■ Given request ■
Copy each line in which the string "color" occurs.

begin

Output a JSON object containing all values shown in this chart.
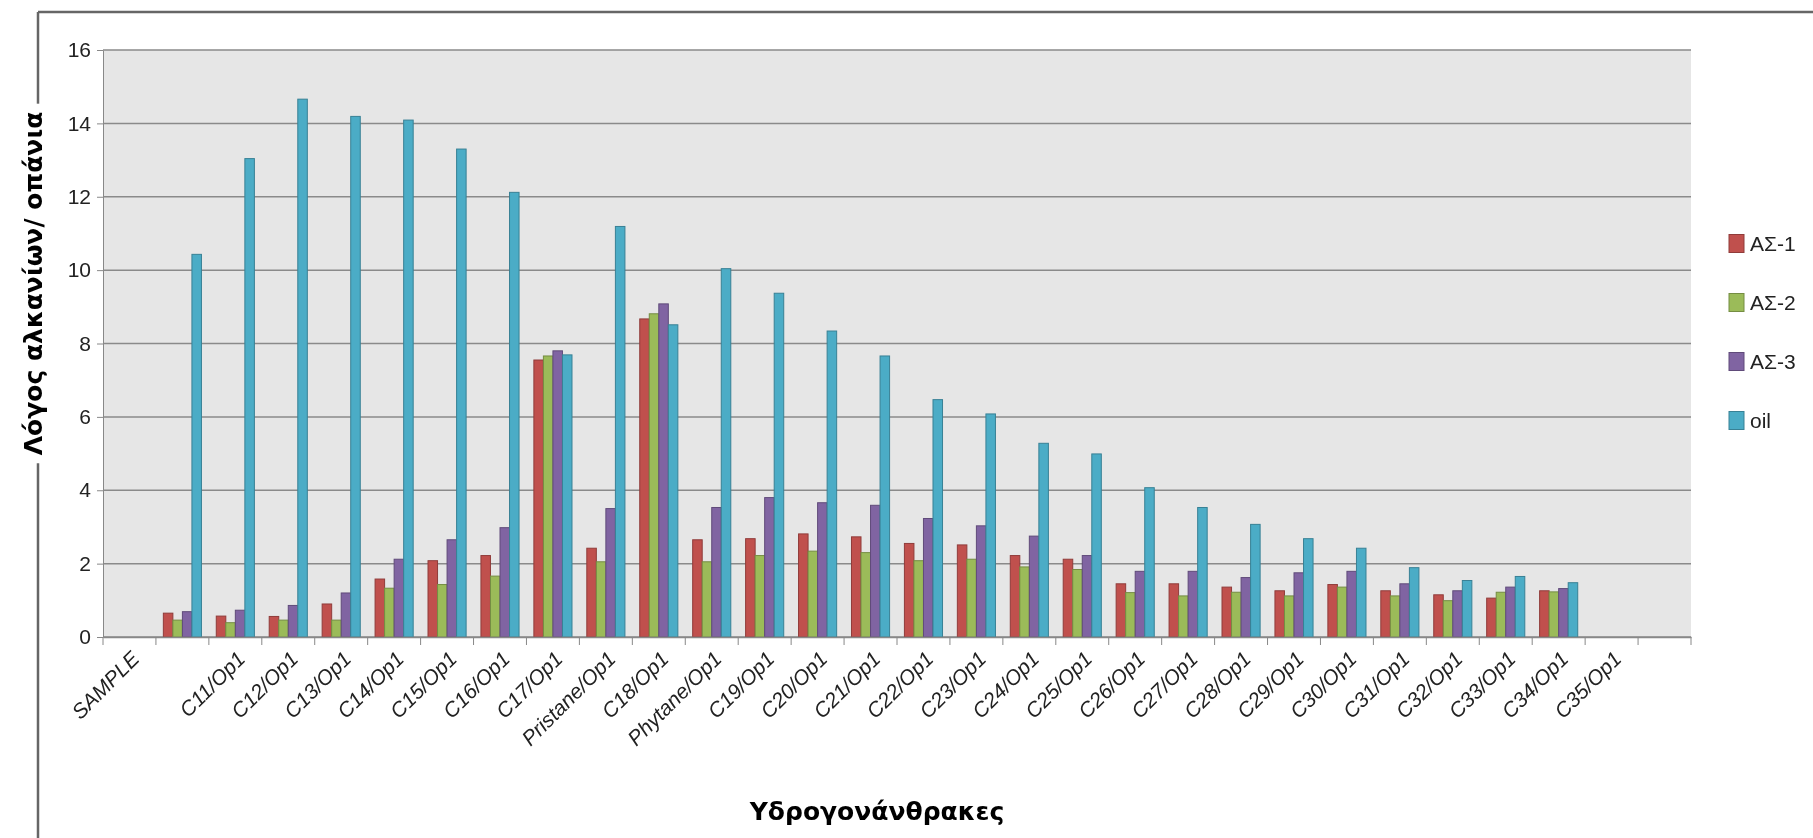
{
  "chart_data": {
    "type": "bar",
    "xlabel": "Υδρογονάνθρακες",
    "ylabel": "Λόγος αλκανίων/ οπάνια",
    "categories": [
      "SAMPLE",
      null,
      "C11/Op1",
      "C12/Op1",
      "C13/Op1",
      "C14/Op1",
      "C15/Op1",
      "C16/Op1",
      "C17/Op1",
      "Pristane/Op1",
      "C18/Op1",
      "Phytane/Op1",
      "C19/Op1",
      "C20/Op1",
      "C21/Op1",
      "C22/Op1",
      "C23/Op1",
      "C24/Op1",
      "C25/Op1",
      "C26/Op1",
      "C27/Op1",
      "C28/Op1",
      "C29/Op1",
      "C30/Op1",
      "C31/Op1",
      "C32/Op1",
      "C33/Op1",
      "C34/Op1",
      "C35/Op1",
      null
    ],
    "series": [
      {
        "name": "ΑΣ-1",
        "color": "#c0504d",
        "values": [
          null,
          0.65,
          0.57,
          0.56,
          0.9,
          1.58,
          2.08,
          2.22,
          7.55,
          2.42,
          8.67,
          2.65,
          2.68,
          2.81,
          2.73,
          2.55,
          2.51,
          2.22,
          2.12,
          1.45,
          1.45,
          1.36,
          1.26,
          1.43,
          1.26,
          1.15,
          1.06,
          1.26,
          null,
          null
        ]
      },
      {
        "name": "ΑΣ-2",
        "color": "#9bbb59",
        "values": [
          null,
          0.46,
          0.39,
          0.46,
          0.46,
          1.33,
          1.43,
          1.66,
          7.66,
          2.05,
          8.81,
          2.05,
          2.22,
          2.34,
          2.3,
          2.08,
          2.12,
          1.91,
          1.84,
          1.21,
          1.12,
          1.22,
          1.12,
          1.36,
          1.12,
          0.99,
          1.22,
          1.23,
          null,
          null
        ]
      },
      {
        "name": "ΑΣ-3",
        "color": "#8064a2",
        "values": [
          null,
          0.69,
          0.73,
          0.86,
          1.2,
          2.12,
          2.65,
          2.98,
          7.8,
          3.5,
          9.08,
          3.53,
          3.8,
          3.66,
          3.59,
          3.23,
          3.03,
          2.75,
          2.22,
          1.79,
          1.79,
          1.62,
          1.75,
          1.79,
          1.45,
          1.26,
          1.36,
          1.32,
          null,
          null
        ]
      },
      {
        "name": "oil",
        "color": "#4bacc6",
        "values": [
          null,
          10.43,
          13.04,
          14.66,
          14.19,
          14.09,
          13.3,
          12.12,
          7.69,
          11.19,
          8.51,
          10.04,
          9.37,
          8.34,
          7.66,
          6.47,
          6.08,
          5.28,
          4.99,
          4.07,
          3.53,
          3.07,
          2.68,
          2.42,
          1.89,
          1.54,
          1.65,
          1.48,
          null,
          null
        ]
      }
    ],
    "ylim": [
      0,
      16
    ],
    "yticks": [
      0,
      2,
      4,
      6,
      8,
      10,
      12,
      14,
      16
    ],
    "grid": "y",
    "legend": "right"
  }
}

end

■ Written solution ■
        "color": "#c0504d",
        "color": "#9bbb59",
        "color": "#8064a2",
        "color": "#4bacc6",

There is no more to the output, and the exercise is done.